• **The task**
Every line below should be repeated exactly.

A run of records
═══
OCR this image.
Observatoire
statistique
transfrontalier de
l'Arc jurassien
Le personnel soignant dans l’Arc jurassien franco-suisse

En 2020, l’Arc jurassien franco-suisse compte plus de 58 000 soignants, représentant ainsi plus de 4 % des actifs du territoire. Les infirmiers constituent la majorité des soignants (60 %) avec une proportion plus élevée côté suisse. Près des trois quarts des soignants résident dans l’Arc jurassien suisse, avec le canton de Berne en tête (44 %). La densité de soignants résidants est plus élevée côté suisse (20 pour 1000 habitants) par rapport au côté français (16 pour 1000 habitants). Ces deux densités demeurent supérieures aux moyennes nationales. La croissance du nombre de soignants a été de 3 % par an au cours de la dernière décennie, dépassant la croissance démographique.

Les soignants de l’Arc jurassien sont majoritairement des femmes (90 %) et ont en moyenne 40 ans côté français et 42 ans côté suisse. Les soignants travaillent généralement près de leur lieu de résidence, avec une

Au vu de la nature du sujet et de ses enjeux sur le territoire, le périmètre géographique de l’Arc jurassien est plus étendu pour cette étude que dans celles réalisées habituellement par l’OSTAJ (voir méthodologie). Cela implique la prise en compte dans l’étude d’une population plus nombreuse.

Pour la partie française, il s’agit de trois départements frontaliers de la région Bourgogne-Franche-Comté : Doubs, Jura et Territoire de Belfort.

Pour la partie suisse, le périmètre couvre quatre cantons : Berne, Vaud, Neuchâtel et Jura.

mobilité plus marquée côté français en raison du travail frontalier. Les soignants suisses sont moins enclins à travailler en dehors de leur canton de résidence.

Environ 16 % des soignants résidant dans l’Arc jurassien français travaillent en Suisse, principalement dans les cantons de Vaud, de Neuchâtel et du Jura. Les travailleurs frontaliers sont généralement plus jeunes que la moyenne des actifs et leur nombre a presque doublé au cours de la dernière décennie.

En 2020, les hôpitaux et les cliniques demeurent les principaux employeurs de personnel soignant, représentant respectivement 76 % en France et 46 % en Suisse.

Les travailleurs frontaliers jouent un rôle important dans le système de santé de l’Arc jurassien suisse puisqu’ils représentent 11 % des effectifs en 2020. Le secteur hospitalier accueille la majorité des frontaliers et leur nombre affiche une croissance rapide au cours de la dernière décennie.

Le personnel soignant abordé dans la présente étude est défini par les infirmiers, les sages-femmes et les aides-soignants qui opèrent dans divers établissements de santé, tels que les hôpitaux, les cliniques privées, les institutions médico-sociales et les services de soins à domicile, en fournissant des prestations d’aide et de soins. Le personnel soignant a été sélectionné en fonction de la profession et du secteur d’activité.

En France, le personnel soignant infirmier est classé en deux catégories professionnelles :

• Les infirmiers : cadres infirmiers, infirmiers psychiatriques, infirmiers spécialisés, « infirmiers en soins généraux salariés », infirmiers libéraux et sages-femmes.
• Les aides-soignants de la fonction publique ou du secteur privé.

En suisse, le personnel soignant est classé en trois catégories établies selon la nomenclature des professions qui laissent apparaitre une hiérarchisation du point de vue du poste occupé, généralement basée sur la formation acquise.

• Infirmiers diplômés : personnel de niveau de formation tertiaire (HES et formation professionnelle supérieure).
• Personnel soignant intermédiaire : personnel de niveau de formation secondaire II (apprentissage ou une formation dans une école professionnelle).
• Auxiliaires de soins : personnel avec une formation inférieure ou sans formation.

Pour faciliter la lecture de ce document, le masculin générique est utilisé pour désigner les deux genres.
═══
• **Answer to this task**
OCR this image.
Observatoire
statistique
transfrontalier de
l'Arc jurassien
Le personnel soignant dans l’Arc jurassien franco-suisse

En 2020, l’Arc jurassien franco-suisse compte plus de 58 000 soignants, représentant ainsi plus de 4 % des actifs du territoire. Les infirmiers constituent la majorité des soignants (60 %) avec une proportion plus élevée côté suisse. Près des trois quarts des soignants résident dans l’Arc jurassien suisse, avec le canton de Berne en tête (44 %). La densité de soignants résidants est plus élevée côté suisse (20 pour 1000 habitants) par rapport au côté français (16 pour 1000 habitants). Ces deux densités demeurent supérieures aux moyennes nationales. La croissance du nombre de soignants a été de 3 % par an au cours de la dernière décennie, dépassant la croissance démographique.

Les soignants de l’Arc jurassien sont majoritairement des femmes (90 %) et ont en moyenne 40 ans côté français et 42 ans côté suisse. Les soignants travaillent généralement près de leur lieu de résidence, avec une

Au vu de la nature du sujet et de ses enjeux sur le territoire, le périmètre géographique de l’Arc jurassien est plus étendu pour cette étude que dans celles réalisées habituellement par l’OSTAJ (voir méthodologie). Cela implique la prise en compte dans l’étude d’une population plus nombreuse.

Pour la partie française, il s’agit de trois départements frontaliers de la région Bourgogne-Franche-Comté : Doubs, Jura et Territoire de Belfort.

Pour la partie suisse, le périmètre couvre quatre cantons : Berne, Vaud, Neuchâtel et Jura.

mobilité plus marquée côté français en raison du travail frontalier. Les soignants suisses sont moins enclins à travailler en dehors de leur canton de résidence.

Environ 16 % des soignants résidant dans l’Arc jurassien français travaillent en Suisse, principalement dans les cantons de Vaud, de Neuchâtel et du Jura. Les travailleurs frontaliers sont généralement plus jeunes que la moyenne des actifs et leur nombre a presque doublé au cours de la dernière décennie.

En 2020, les hôpitaux et les cliniques demeurent les principaux employeurs de personnel soignant, représentant respectivement 76 % en France et 46 % en Suisse.

Les travailleurs frontaliers jouent un rôle important dans le système de santé de l’Arc jurassien suisse puisqu’ils représentent 11 % des effectifs en 2020. Le secteur hospitalier accueille la majorité des frontaliers et leur nombre affiche une croissance rapide au cours de la dernière décennie.

Le personnel soignant abordé dans la présente étude est défini par les infirmiers, les sages-femmes et les aides-soignants qui opèrent dans divers établissements de santé, tels que les hôpitaux, les cliniques privées, les institutions médico-sociales et les services de soins à domicile, en fournissant des prestations d’aide et de soins. Le personnel soignant a été sélectionné en fonction de la profession et du secteur d’activité.

En France, le personnel soignant infirmier est classé en deux catégories professionnelles :

• Les infirmiers : cadres infirmiers, infirmiers psychiatriques, infirmiers spécialisés, « infirmiers en soins généraux salariés », infirmiers libéraux et sages-femmes.
• Les aides-soignants de la fonction publique ou du secteur privé.

En suisse, le personnel soignant est classé en trois catégories établies selon la nomenclature des professions qui laissent apparaitre une hiérarchisation du point de vue du poste occupé, généralement basée sur la formation acquise.

• Infirmiers diplômés : personnel de niveau de formation tertiaire (HES et formation professionnelle supérieure).
• Personnel soignant intermédiaire : personnel de niveau de formation secondaire II (apprentissage ou une formation dans une école professionnelle).
• Auxiliaires de soins : personnel avec une formation inférieure ou sans formation.

Pour faciliter la lecture de ce document, le masculin générique est utilisé pour désigner les deux genres.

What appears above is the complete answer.